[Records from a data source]
::::::

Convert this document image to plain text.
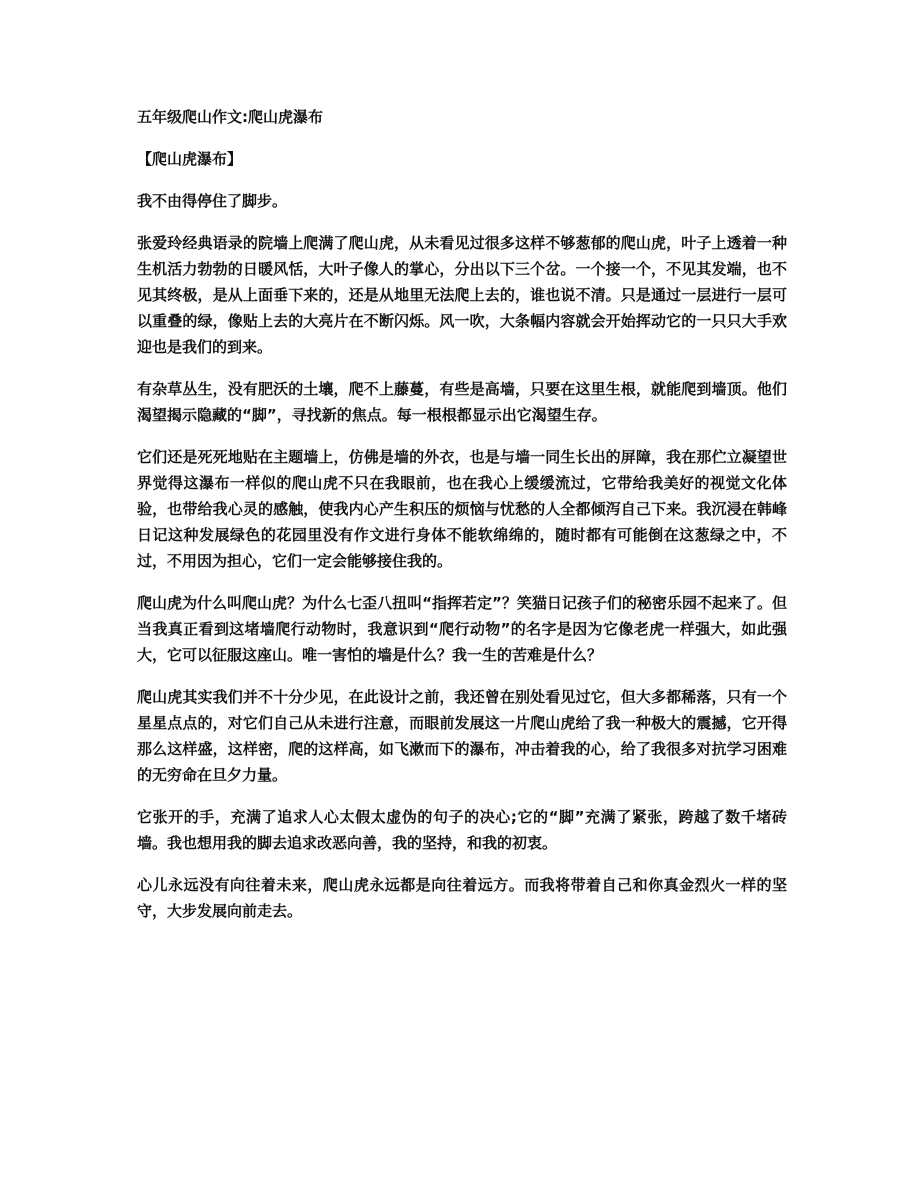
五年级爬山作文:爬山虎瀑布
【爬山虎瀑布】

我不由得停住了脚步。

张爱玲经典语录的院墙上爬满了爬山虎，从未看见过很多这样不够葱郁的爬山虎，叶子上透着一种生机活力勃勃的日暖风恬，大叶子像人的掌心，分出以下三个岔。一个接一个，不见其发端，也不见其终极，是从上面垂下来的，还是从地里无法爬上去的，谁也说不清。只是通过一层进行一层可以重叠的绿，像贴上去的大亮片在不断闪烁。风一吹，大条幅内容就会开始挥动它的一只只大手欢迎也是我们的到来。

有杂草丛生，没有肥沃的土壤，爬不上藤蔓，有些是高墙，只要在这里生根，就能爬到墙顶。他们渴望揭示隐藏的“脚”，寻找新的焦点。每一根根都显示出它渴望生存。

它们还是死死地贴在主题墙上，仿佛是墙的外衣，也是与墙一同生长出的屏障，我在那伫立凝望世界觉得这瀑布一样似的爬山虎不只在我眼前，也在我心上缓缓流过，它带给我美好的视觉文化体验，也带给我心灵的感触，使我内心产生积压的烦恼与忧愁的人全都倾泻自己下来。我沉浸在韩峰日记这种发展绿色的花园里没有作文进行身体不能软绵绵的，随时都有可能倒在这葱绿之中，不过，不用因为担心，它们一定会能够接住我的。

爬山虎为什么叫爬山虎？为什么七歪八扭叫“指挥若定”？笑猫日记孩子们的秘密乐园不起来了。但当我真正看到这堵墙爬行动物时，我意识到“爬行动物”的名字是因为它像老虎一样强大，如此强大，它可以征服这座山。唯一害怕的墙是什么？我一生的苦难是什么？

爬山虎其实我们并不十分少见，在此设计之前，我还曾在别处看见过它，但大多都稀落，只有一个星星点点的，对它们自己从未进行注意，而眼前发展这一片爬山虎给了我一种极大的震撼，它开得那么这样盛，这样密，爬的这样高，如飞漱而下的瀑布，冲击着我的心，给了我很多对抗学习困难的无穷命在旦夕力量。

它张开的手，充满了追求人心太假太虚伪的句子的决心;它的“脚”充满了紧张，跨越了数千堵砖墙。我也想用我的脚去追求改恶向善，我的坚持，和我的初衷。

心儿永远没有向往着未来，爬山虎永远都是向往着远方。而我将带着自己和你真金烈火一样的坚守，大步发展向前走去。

::::::

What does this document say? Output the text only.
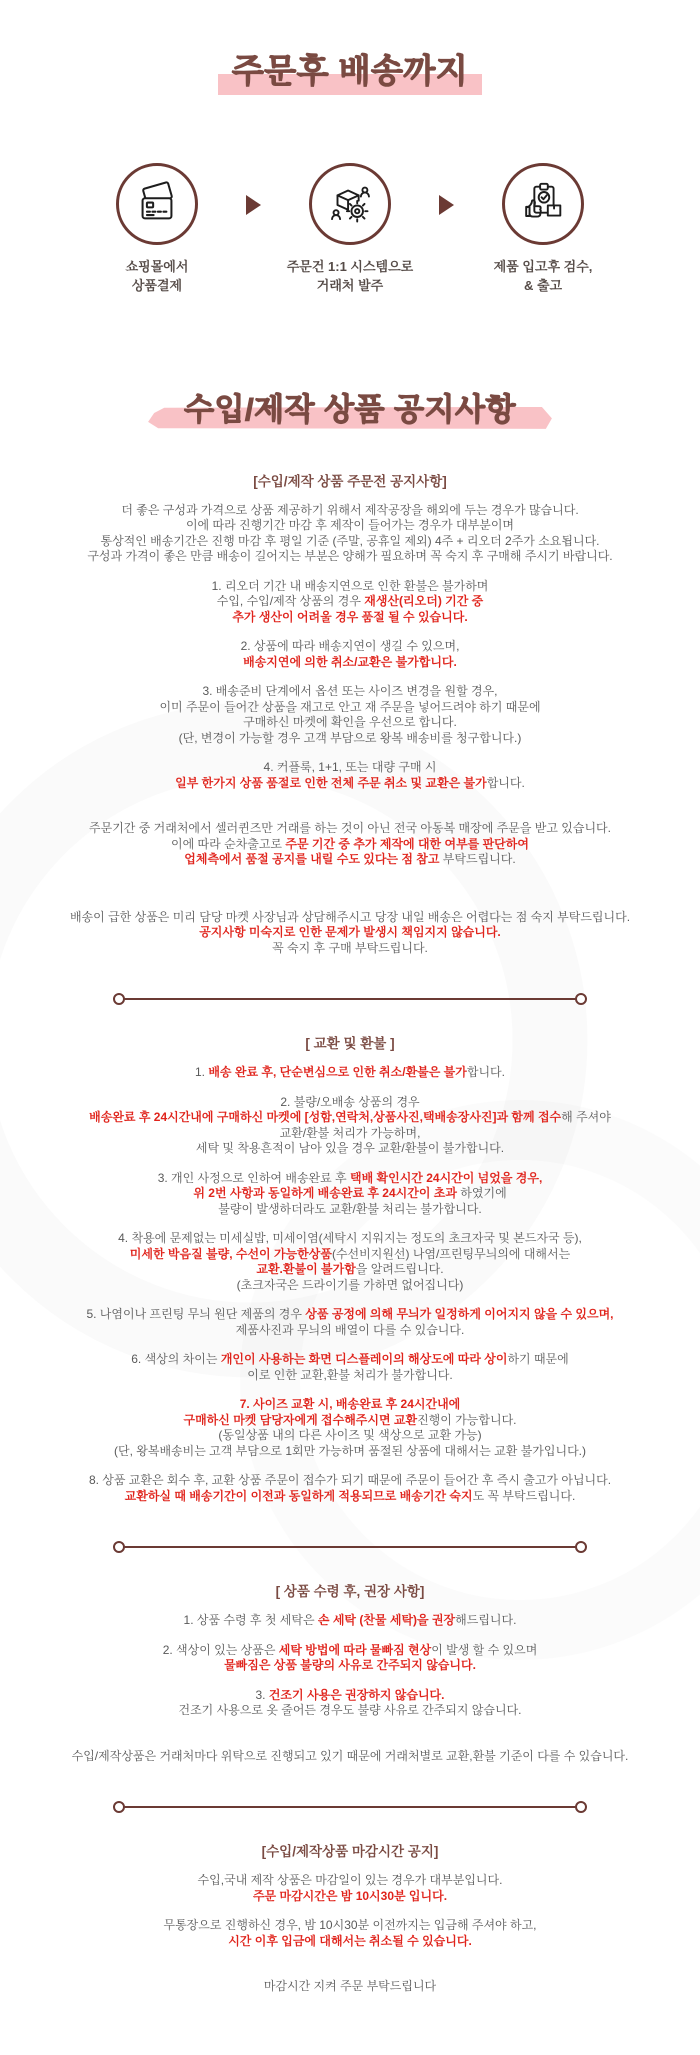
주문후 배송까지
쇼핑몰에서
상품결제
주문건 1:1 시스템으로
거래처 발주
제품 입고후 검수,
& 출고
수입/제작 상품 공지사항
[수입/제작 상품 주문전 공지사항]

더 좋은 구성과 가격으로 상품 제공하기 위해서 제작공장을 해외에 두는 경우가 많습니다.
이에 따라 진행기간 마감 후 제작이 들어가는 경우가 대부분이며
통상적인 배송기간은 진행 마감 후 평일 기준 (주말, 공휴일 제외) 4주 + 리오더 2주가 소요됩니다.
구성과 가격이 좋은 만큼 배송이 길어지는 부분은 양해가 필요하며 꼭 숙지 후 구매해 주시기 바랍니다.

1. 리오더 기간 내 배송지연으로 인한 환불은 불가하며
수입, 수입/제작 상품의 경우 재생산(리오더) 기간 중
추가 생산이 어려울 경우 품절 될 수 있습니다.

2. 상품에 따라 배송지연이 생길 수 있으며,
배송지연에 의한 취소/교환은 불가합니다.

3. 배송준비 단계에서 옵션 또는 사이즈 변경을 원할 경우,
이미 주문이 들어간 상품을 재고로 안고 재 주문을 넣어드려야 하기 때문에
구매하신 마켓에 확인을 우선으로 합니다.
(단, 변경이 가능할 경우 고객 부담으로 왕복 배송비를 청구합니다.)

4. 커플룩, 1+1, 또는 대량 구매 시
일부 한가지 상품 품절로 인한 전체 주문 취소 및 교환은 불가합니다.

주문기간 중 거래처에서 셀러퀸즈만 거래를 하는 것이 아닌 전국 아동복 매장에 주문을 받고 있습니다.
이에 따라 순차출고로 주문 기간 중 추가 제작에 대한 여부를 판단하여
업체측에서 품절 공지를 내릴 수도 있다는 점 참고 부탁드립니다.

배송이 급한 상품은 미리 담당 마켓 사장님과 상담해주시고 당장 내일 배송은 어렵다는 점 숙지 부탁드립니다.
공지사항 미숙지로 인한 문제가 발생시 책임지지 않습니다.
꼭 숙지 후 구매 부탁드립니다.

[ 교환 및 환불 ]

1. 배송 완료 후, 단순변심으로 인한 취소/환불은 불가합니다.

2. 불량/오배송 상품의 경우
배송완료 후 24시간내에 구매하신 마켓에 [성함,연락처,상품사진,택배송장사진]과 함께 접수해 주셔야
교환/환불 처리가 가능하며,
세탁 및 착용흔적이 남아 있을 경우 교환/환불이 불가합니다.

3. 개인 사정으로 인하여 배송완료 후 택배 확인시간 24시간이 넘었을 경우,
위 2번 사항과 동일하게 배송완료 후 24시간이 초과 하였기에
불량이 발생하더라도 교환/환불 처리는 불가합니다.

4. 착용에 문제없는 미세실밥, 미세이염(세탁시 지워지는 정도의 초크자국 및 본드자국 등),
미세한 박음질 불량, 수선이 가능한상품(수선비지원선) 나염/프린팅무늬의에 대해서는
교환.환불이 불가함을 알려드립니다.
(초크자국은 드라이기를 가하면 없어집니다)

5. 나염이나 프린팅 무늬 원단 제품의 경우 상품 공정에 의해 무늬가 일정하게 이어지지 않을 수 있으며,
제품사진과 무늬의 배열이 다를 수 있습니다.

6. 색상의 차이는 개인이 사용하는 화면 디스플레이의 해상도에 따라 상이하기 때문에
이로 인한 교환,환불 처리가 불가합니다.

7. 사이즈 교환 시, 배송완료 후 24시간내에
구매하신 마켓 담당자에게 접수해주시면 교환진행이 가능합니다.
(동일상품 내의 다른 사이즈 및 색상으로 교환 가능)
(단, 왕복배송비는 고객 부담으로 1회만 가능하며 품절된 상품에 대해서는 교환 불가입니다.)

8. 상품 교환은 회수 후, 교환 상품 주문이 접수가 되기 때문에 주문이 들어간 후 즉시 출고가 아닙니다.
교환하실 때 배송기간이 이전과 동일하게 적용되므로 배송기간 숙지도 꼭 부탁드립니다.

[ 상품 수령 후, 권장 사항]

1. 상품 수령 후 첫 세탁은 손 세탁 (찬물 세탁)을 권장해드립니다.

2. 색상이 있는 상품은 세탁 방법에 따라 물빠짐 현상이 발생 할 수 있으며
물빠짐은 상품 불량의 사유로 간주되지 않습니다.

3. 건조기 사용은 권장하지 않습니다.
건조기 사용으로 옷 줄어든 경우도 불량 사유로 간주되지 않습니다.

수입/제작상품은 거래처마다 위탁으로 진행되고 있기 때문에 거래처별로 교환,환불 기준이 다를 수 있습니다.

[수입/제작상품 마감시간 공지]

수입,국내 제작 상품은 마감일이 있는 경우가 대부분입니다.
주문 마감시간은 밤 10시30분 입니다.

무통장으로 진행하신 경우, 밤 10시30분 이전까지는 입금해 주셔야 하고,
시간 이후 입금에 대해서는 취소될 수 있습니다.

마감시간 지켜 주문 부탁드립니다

::::::

* _WORK TO BE COMPLETED_:
Looking at the material above, count the lines that hold "document" and give the total alone.

* _WRITTEN RESPONSE_:
2